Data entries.

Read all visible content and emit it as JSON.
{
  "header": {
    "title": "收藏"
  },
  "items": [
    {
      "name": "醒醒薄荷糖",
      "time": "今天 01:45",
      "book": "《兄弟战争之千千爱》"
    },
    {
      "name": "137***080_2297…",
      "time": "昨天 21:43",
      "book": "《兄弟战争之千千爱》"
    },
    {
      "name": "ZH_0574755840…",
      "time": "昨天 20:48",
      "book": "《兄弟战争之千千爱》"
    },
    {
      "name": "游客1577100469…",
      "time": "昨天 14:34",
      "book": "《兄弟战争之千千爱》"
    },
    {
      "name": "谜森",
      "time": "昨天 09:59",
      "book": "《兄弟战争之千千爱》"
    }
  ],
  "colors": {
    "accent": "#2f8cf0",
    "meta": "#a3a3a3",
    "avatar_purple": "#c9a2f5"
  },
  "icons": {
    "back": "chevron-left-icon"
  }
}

WRITTEN REQUEST. Print all of the entries again, exactly as written.

ANSWER IN FULL.
Read all visible content and emit it as JSON.
{
  "header": {
    "title": "收藏"
  },
  "items": [
    {
      "name": "醒醒薄荷糖",
      "time": "今天 01:45",
      "book": "《兄弟战争之千千爱》"
    },
    {
      "name": "137***080_2297…",
      "time": "昨天 21:43",
      "book": "《兄弟战争之千千爱》"
    },
    {
      "name": "ZH_0574755840…",
      "time": "昨天 20:48",
      "book": "《兄弟战争之千千爱》"
    },
    {
      "name": "游客1577100469…",
      "time": "昨天 14:34",
      "book": "《兄弟战争之千千爱》"
    },
    {
      "name": "谜森",
      "time": "昨天 09:59",
      "book": "《兄弟战争之千千爱》"
    }
  ],
  "colors": {
    "accent": "#2f8cf0",
    "meta": "#a3a3a3",
    "avatar_purple": "#c9a2f5"
  },
  "icons": {
    "back": "chevron-left-icon"
  }
}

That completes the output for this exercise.